>> start MATERIAL
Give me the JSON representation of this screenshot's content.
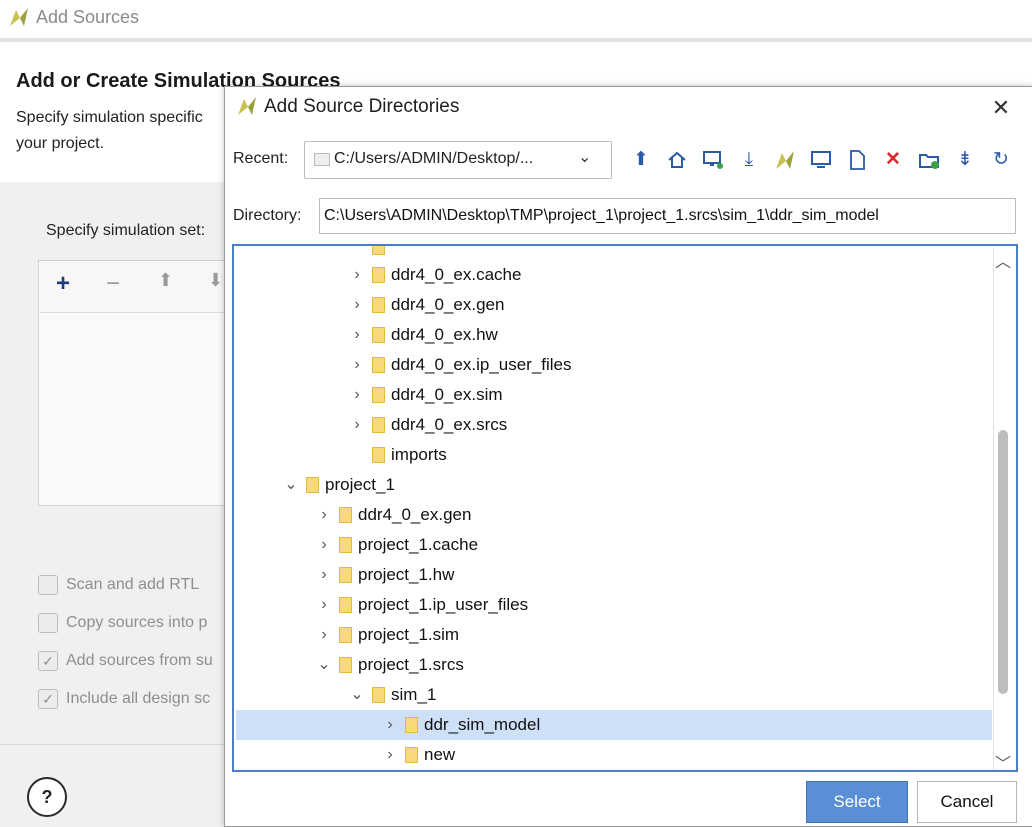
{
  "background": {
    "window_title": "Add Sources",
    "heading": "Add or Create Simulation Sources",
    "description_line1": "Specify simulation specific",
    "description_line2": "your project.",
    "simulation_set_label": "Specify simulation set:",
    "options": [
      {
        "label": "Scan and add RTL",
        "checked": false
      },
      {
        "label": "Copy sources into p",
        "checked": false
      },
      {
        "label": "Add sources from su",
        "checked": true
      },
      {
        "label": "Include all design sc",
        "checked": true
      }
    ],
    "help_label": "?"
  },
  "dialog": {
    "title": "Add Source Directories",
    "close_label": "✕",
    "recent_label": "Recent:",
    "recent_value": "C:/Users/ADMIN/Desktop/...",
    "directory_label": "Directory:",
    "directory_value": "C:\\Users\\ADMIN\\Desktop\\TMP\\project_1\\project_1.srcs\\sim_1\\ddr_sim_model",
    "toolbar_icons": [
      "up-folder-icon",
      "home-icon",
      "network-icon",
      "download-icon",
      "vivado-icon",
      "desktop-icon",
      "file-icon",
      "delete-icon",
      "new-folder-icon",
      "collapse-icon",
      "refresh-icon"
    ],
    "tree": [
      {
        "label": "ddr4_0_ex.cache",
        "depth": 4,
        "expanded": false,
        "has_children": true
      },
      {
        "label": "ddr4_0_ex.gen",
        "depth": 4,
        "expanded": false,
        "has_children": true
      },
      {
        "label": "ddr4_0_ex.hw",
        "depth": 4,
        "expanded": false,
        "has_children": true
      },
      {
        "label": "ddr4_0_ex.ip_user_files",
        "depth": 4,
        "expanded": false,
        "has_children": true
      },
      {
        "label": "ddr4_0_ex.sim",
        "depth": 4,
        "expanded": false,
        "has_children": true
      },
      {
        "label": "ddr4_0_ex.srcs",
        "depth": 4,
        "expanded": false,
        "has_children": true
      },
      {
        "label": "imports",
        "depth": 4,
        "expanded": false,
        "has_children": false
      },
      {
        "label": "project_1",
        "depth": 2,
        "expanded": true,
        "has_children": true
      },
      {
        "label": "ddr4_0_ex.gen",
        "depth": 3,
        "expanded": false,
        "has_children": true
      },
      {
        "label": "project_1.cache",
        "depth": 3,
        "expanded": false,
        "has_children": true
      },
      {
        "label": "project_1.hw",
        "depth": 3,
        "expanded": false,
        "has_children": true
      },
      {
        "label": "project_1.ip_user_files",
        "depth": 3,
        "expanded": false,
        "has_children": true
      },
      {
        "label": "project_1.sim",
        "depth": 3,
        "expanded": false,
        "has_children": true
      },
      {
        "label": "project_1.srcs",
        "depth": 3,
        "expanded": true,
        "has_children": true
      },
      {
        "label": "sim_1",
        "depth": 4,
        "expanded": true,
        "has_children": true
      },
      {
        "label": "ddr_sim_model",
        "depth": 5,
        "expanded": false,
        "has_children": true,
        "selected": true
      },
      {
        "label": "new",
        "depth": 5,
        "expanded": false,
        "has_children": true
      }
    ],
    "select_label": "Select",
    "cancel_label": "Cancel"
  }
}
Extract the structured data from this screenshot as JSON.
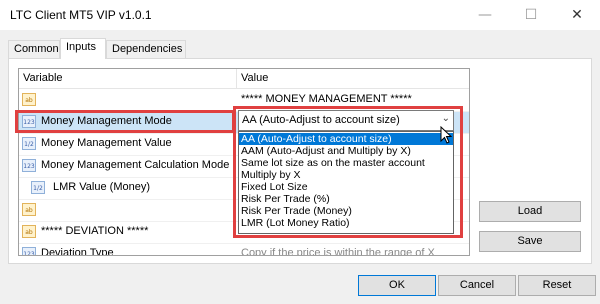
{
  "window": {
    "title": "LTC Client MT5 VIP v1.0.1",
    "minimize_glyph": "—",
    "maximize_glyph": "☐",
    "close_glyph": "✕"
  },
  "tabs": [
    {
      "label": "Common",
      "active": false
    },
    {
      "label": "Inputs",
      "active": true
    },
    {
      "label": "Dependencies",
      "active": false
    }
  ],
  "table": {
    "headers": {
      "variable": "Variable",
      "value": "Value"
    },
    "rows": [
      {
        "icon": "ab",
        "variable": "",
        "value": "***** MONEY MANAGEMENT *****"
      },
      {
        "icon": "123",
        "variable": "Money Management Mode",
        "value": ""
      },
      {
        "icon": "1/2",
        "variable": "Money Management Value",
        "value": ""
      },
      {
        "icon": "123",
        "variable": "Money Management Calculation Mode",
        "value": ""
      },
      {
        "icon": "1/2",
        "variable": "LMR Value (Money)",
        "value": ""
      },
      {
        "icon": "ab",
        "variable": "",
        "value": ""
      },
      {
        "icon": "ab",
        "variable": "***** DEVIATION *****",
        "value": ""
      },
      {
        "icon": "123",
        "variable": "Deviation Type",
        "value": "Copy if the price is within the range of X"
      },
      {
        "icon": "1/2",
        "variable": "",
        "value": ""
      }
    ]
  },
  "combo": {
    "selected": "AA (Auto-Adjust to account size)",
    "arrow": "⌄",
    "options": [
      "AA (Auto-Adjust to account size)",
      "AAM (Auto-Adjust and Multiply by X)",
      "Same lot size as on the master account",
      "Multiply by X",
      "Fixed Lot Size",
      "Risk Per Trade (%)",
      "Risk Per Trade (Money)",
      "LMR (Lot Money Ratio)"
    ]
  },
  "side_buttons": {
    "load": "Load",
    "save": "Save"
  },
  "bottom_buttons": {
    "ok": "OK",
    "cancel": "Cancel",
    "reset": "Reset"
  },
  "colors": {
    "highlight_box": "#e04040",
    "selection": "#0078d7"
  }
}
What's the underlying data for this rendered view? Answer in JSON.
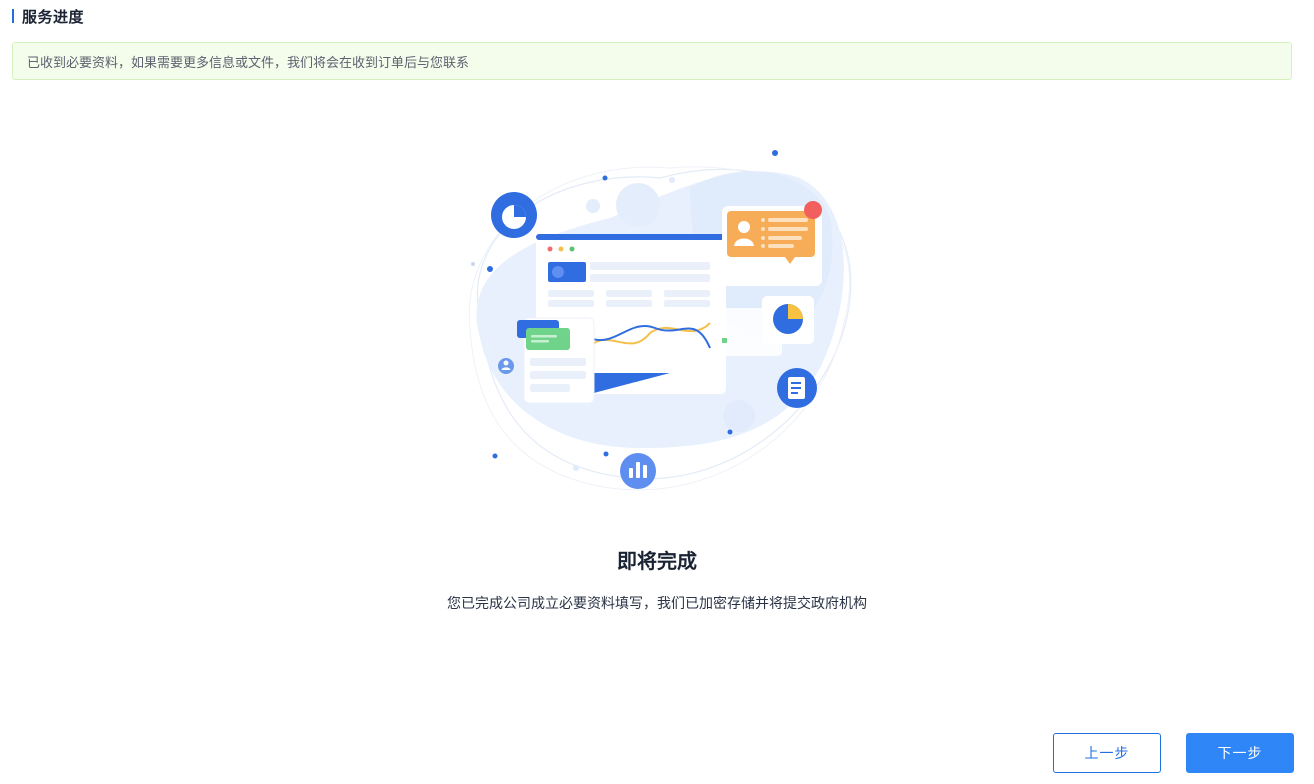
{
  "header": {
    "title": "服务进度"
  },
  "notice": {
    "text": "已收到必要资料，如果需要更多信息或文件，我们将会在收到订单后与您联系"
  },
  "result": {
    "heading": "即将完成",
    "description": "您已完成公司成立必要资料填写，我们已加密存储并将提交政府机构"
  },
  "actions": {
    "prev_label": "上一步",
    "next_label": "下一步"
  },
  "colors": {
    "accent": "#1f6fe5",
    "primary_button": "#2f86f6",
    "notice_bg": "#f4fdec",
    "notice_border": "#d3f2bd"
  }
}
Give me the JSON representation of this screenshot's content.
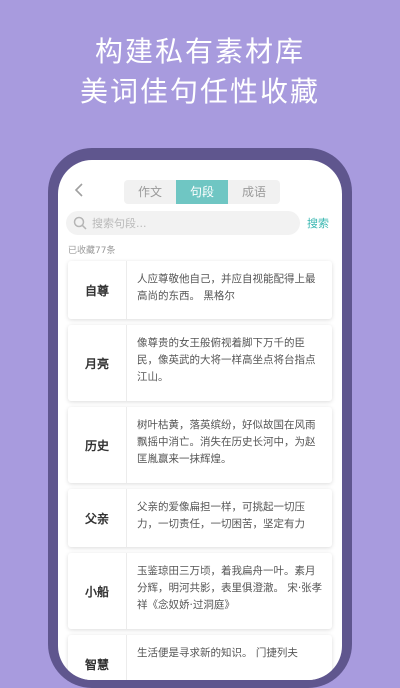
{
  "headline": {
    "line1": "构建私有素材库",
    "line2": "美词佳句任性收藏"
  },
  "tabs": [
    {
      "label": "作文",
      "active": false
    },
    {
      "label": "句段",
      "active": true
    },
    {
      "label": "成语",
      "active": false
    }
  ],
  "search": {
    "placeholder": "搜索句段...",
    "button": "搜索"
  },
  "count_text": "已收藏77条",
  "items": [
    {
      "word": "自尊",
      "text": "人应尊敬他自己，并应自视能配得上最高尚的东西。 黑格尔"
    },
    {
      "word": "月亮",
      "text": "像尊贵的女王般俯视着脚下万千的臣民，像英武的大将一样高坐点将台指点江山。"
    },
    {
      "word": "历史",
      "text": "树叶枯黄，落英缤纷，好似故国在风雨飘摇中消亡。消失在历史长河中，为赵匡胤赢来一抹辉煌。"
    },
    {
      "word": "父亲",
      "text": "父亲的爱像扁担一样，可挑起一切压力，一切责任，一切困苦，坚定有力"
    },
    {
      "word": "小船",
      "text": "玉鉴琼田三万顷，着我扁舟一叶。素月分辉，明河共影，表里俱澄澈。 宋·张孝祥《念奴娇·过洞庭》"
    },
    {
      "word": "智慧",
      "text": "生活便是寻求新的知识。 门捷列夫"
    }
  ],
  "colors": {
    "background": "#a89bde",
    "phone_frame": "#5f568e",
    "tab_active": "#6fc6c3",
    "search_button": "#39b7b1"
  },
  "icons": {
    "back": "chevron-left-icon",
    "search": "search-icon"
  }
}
>> end MATERIAL
■ YOUR INSTRUCTIONS
Only a number is expected here: the count of lines in the listing that hold the string "Specify".

■ SOLUTION FOR THIS TASK
2